-- start of Data provided --

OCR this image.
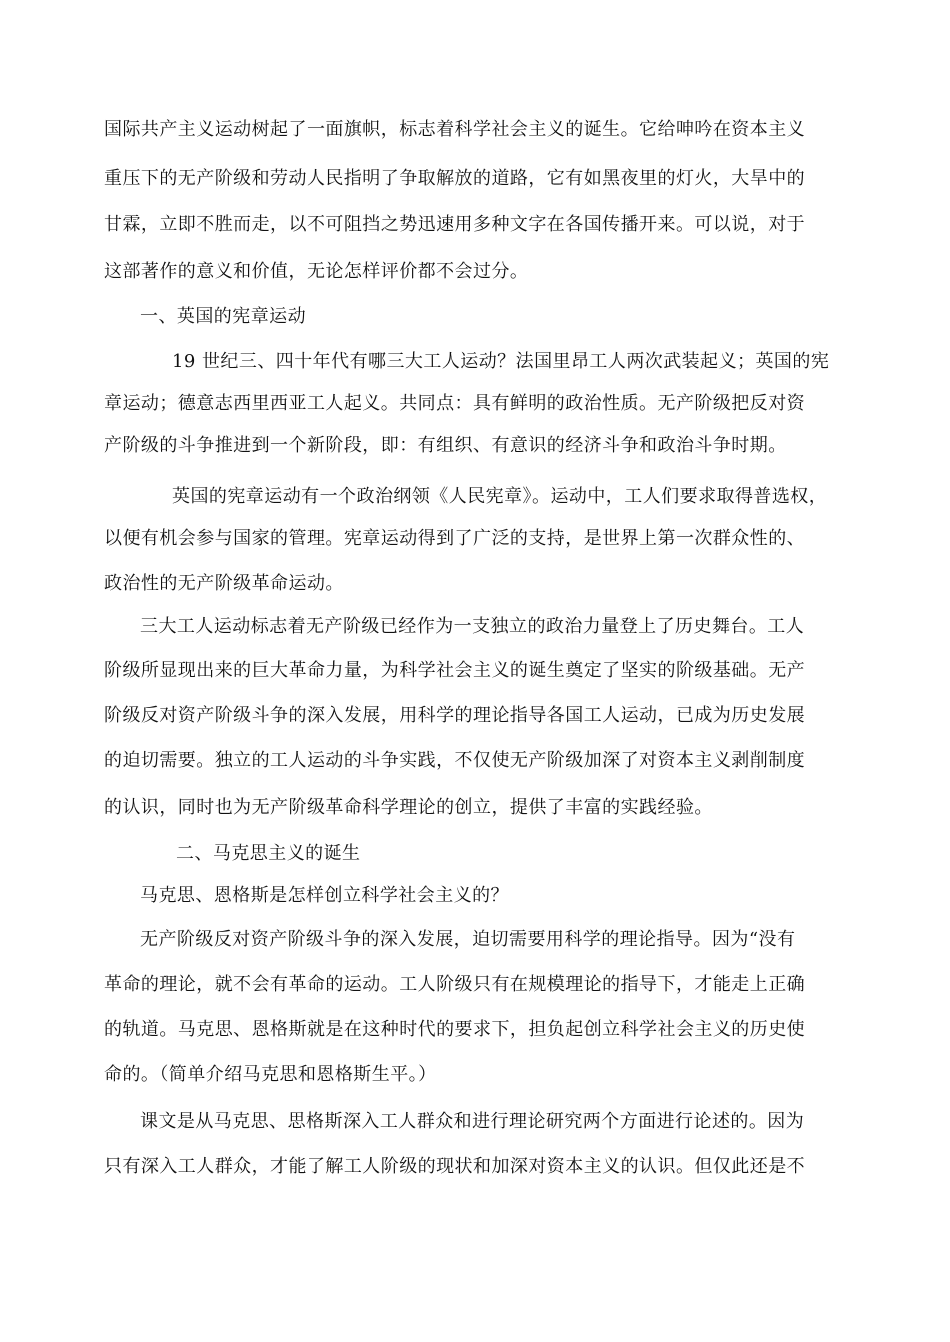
国际共产主义运动树起了一面旗帜，标志着科学社会主义的诞生。它给呻吟在资本主义

重压下的无产阶级和劳动人民指明了争取解放的道路，它有如黑夜里的灯火，大旱中的

甘霖，立即不胜而走，以不可阻挡之势迅速用多种文字在各国传播开来。可以说，对于

这部著作的意义和价值，无论怎样评价都不会过分。

一、英国的宪章运动

19 世纪三、四十年代有哪三大工人运动？法国里昂工人两次武装起义；英国的宪

章运动；德意志西里西亚工人起义。共同点：具有鲜明的政治性质。无产阶级把反对资

产阶级的斗争推进到一个新阶段，即：有组织、有意识的经济斗争和政治斗争时期。

英国的宪章运动有一个政治纲领《人民宪章》。运动中，工人们要求取得普选权，

以便有机会参与国家的管理。宪章运动得到了广泛的支持，是世界上第一次群众性的、

政治性的无产阶级革命运动。

三大工人运动标志着无产阶级已经作为一支独立的政治力量登上了历史舞台。工人

阶级所显现出来的巨大革命力量，为科学社会主义的诞生奠定了坚实的阶级基础。无产

阶级反对资产阶级斗争的深入发展，用科学的理论指导各国工人运动，已成为历史发展

的迫切需要。独立的工人运动的斗争实践，不仅使无产阶级加深了对资本主义剥削制度

的认识，同时也为无产阶级革命科学理论的创立，提供了丰富的实践经验。

二、马克思主义的诞生

马克思、恩格斯是怎样创立科学社会主义的？

无产阶级反对资产阶级斗争的深入发展，迫切需要用科学的理论指导。因为“没有

革命的理论，就不会有革命的运动。工人阶级只有在规模理论的指导下，才能走上正确

的轨道。马克思、恩格斯就是在这种时代的要求下，担负起创立科学社会主义的历史使

命的。（简单介绍马克思和恩格斯生平。）

课文是从马克思、思格斯深入工人群众和进行理论研究两个方面进行论述的。因为

只有深入工人群众，才能了解工人阶级的现状和加深对资本主义的认识。但仅此还是不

-- end of Data provided --

*Exercise goal*
Give back every line exactly as it stands, pictures excluded.

*Finished exercise*
OCR this image.
国际共产主义运动树起了一面旗帜，标志着科学社会主义的诞生。它给呻吟在资本主义

重压下的无产阶级和劳动人民指明了争取解放的道路，它有如黑夜里的灯火，大旱中的

甘霖，立即不胜而走，以不可阻挡之势迅速用多种文字在各国传播开来。可以说，对于

这部著作的意义和价值，无论怎样评价都不会过分。

一、英国的宪章运动

19 世纪三、四十年代有哪三大工人运动？法国里昂工人两次武装起义；英国的宪

章运动；德意志西里西亚工人起义。共同点：具有鲜明的政治性质。无产阶级把反对资

产阶级的斗争推进到一个新阶段，即：有组织、有意识的经济斗争和政治斗争时期。

英国的宪章运动有一个政治纲领《人民宪章》。运动中，工人们要求取得普选权，

以便有机会参与国家的管理。宪章运动得到了广泛的支持，是世界上第一次群众性的、

政治性的无产阶级革命运动。

三大工人运动标志着无产阶级已经作为一支独立的政治力量登上了历史舞台。工人

阶级所显现出来的巨大革命力量，为科学社会主义的诞生奠定了坚实的阶级基础。无产

阶级反对资产阶级斗争的深入发展，用科学的理论指导各国工人运动，已成为历史发展

的迫切需要。独立的工人运动的斗争实践，不仅使无产阶级加深了对资本主义剥削制度

的认识，同时也为无产阶级革命科学理论的创立，提供了丰富的实践经验。

二、马克思主义的诞生

马克思、恩格斯是怎样创立科学社会主义的？

无产阶级反对资产阶级斗争的深入发展，迫切需要用科学的理论指导。因为“没有

革命的理论，就不会有革命的运动。工人阶级只有在规模理论的指导下，才能走上正确

的轨道。马克思、恩格斯就是在这种时代的要求下，担负起创立科学社会主义的历史使

命的。（简单介绍马克思和恩格斯生平。）

课文是从马克思、思格斯深入工人群众和进行理论研究两个方面进行论述的。因为

只有深入工人群众，才能了解工人阶级的现状和加深对资本主义的认识。但仅此还是不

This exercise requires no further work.